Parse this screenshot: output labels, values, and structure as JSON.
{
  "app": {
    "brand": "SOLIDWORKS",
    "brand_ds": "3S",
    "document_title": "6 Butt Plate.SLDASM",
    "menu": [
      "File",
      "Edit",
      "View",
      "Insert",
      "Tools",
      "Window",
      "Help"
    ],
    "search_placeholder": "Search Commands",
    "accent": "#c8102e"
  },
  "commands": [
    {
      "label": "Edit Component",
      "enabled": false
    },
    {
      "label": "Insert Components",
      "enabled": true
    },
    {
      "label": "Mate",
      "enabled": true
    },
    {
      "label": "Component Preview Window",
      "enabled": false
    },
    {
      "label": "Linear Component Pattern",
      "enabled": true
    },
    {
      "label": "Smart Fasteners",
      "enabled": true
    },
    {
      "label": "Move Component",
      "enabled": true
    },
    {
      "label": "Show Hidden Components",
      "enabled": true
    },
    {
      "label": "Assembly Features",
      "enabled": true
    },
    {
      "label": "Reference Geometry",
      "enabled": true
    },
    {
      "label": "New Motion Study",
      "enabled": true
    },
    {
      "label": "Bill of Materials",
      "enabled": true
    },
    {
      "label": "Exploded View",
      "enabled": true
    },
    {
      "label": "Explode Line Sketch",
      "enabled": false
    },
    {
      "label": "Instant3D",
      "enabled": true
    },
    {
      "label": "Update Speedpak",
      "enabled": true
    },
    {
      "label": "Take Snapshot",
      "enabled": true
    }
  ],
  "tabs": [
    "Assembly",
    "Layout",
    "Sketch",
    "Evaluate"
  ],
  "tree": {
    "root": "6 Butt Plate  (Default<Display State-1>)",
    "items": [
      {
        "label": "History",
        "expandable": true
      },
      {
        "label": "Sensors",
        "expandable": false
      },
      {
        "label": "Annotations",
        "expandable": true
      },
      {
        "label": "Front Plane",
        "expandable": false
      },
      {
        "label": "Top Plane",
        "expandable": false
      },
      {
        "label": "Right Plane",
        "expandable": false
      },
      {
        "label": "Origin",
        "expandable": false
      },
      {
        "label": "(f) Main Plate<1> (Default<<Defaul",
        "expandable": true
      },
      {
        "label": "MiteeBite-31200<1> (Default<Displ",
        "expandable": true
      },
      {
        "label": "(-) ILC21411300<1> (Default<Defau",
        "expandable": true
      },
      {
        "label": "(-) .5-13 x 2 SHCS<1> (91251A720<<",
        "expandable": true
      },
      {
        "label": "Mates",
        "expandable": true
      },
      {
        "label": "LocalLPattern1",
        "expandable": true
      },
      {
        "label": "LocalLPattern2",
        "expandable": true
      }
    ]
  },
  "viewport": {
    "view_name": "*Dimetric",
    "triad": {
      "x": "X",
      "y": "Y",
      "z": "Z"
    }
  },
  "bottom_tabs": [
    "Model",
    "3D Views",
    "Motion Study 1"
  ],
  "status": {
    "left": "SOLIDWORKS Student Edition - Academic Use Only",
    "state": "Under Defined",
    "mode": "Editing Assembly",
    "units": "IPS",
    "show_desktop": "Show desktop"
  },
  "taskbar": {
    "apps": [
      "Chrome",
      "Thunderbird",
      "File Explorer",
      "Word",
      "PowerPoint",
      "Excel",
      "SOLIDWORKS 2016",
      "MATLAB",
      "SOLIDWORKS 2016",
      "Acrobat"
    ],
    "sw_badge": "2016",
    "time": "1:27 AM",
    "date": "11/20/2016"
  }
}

• **Work required**
Copy all the lines above that hold the string "Default".

• **Response below**
    "root": "6 Butt Plate  (Default<Display State-1>)",
        "label": "(f) Main Plate<1> (Default<<Defaul",
        "label": "MiteeBite-31200<1> (Default<Displ",
        "label": "(-) ILC21411300<1> (Default<Defau",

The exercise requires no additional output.